THE EXERCISE. Whenever a line contains the string "携帯電話充電用出力端子", copy it out of the entries.

Records from a data source:
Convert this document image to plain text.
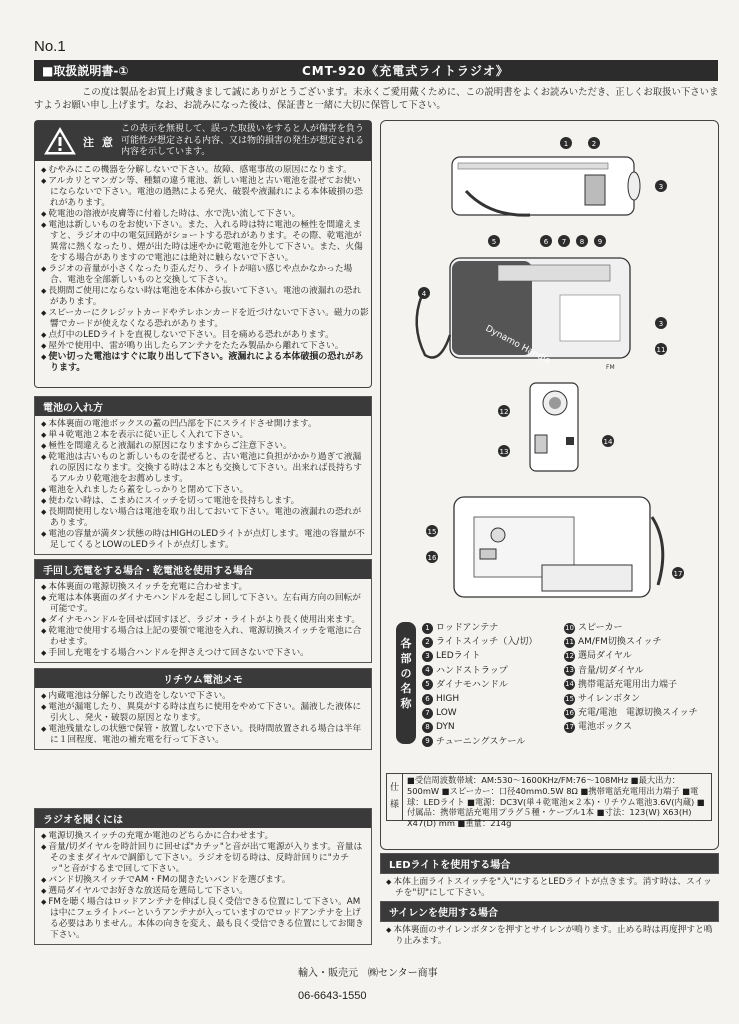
No.1
■取扱説明書-①	CMT-920《充電式ライトラジオ》
この度は製品をお買上げ戴きまして誠にありがとうございます。末永くご愛用戴くために、この説明書をよくお読みいただき、正しくお取扱い下さいますようお願い申し上げます。なお、お読みになった後は、保証書と一緒に大切に保管して下さい。
注 意
この表示を無視して、誤った取扱いをすると人が傷害を負う可能性が想定される内容、又は物的損害の発生が想定される内容を示しています。
◆ むやみにこの機器を分解しないで下さい。故障、感電事故の原因になります。
◆ アルカリとマンガン等、種類の違う電池、新しい電池と古い電池を混ぜてお使いにならないで下さい。電池の過熱による発火、破裂や液漏れによる本体破損の恐れがあります。
◆ 乾電池の溶液が皮膚等に付着した時は、水で洗い流して下さい。
◆ 電池は新しいものをお使い下さい。また、入れる時は特に電池の極性を間違えますと、ラジオの中の電気回路がショートする恐れがあります。その際、乾電池が異常に熱くなったり、煙が出た時は速やかに乾電池を外して下さい。また、火傷をする場合がありますので電池には絶対に触らないで下さい。
◆ ラジオの音量が小さくなったり歪んだり、ライトが暗い感じや点かなかった場合、電池を全部新しいものと交換して下さい。
◆ 長期間ご使用にならない時は電池を本体から抜いて下さい。電池の液漏れの恐れがあります。
◆ スピーカーにクレジットカードやテレホンカードを近づけないで下さい。磁力の影響でカードが使えなくなる恐れがあります。
◆ 点灯中のLEDライトを直視しないで下さい。目を痛める恐れがあります。
◆ 屋外で使用中、雷が鳴り出したらアンテナをたたみ製品から離れて下さい。
◆ 使い切った電池はすぐに取り出して下さい。液漏れによる本体破損の恐れがあります。
電池の入れ方
◆ 本体裏面の電池ボックスの蓋の凹凸部を下にスライドさせ開けます。
◆ 単４乾電池２本を表示に従い正しく入れて下さい。
◆ 極性を間違えると液漏れの原因になりますからご注意下さい。
◆ 乾電池は古いものと新しいものを混ぜると、古い電池に負担がかかり過ぎて液漏れの原因になります。交換する時は２本とも交換して下さい。出来れば長持ちするアルカリ乾電池をお薦めします。
◆ 電池を入れましたら蓋をしっかりと閉めて下さい。
◆ 使わない時は、こまめにスイッチを切って電池を長持ちします。
◆ 長期間使用しない場合は電池を取り出しておいて下さい。電池の液漏れの恐れがあります。
◆ 電池の容量が満タン状態の時はHIGHのLEDライトが点灯します。電池の容量が不足してくるとLOWのLEDライトが点灯します。
手回し充電をする場合・乾電池を使用する場合
◆ 本体裏面の電源切換スイッチを充電に合わせます。
◆ 充電は本体裏面のダイナモハンドルを起こし回して下さい。左右両方向の回転が可能です。
◆ ダイナモハンドルを回せば回すほど、ラジオ・ライトがより長く使用出来ます。
◆ 乾電池で使用する場合は上記の要領で電池を入れ、電源切換スイッチを電池に合わせます。
◆ 手回し充電をする場合ハンドルを押さえつけて回さないで下さい。
リチウム電池メモ
◆ 内蔵電池は分解したり改造をしないで下さい。
◆ 電池が漏電したり、異臭がする時は直ちに使用をやめて下さい。漏液した液体に引火し、発火・破裂の原因となります。
◆ 電池残量なしの状態で保管・放置しないで下さい。長時間放置される場合は半年に１回程度、電池の補充電を行って下さい。
ラジオを聞くには
◆ 電源切換スイッチの充電か電池のどちらかに合わせます。
◆ 音量/切ダイヤルを時計回りに回せば"カチッ"と音が出て電源が入ります。音量はそのままダイヤルで調節して下さい。ラジオを切る時は、反時計回りに"カチッ"と音がするまで回して下さい。
◆ バンド切換スイッチでAM・FMの聞きたいバンドを選びます。
◆ 選局ダイヤルでお好きな放送局を選局して下さい。
◆ FMを聴く場合はロッドアンテナを伸ばし良く受信できる位置にして下さい。AMは中にフェライトバーというアンテナが入っていますのでロッドアンテナを上げる必要はありません。本体の向きを変え、最も良く受信できる位置にしてお聞き下さい。
Dynamo Handle
FM
1	2
3
5	6 7 8 9
4
3
11
12
13
14
15
16
17
各
部
の
名
称
1 ロッドアンテナ	10 スピーカー
2 ライトスイッチ（入/切）	11 AM/FM切換スイッチ
3 LEDライト	12 選局ダイヤル
4 ハンドストラップ	13 音量/切ダイヤル
5 ダイナモハンドル	14 携帯電話充電用出力端子
6 HIGH	15 サイレンボタン
7 LOW	16 充電/電池　電源切換スイッチ
8 DYN	17 電池ボックス
9 チューニングスケール
仕
様
■受信周波数帯域：AM:530〜1600KHz/FM:76〜108MHz ■最大出力：500mW ■スピーカー：口径40mm0.5W 8Ω ■携帯電話充電用出力端子 ■電球：LEDライト ■電源：DC3V(単４乾電池×２本)・リチウム電池3.6V(内蔵) ■付属品：携帯電話充電用プラグ５種・ケーブル1本 ■寸法：123(W) X63(H) X47(D) mm ■重量：214g
LEDライトを使用する場合
◆ 本体上面ライトスイッチを"入"にするとLEDライトが点きます。消す時は、スイッチを"切"にして下さい。
サイレンを使用する場合
◆ 本体裏面のサイレンボタンを押すとサイレンが鳴ります。止める時は再度押すと鳴り止みます。
輸入・販売元　㈱センター商事
06-6643-1550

THE ANSWER.
5 ダイナモハンドル	14 携帯電話充電用出力端子
■受信周波数帯域：AM:530〜1600KHz/FM:76〜108MHz ■最大出力：500mW ■スピーカー：口径40mm0.5W 8Ω ■携帯電話充電用出力端子 ■電球：LEDライト ■電源：DC3V(単４乾電池×２本)・リチウム電池3.6V(内蔵) ■付属品：携帯電話充電用プラグ５種・ケーブル1本 ■寸法：123(W) X63(H) X47(D) mm ■重量：214g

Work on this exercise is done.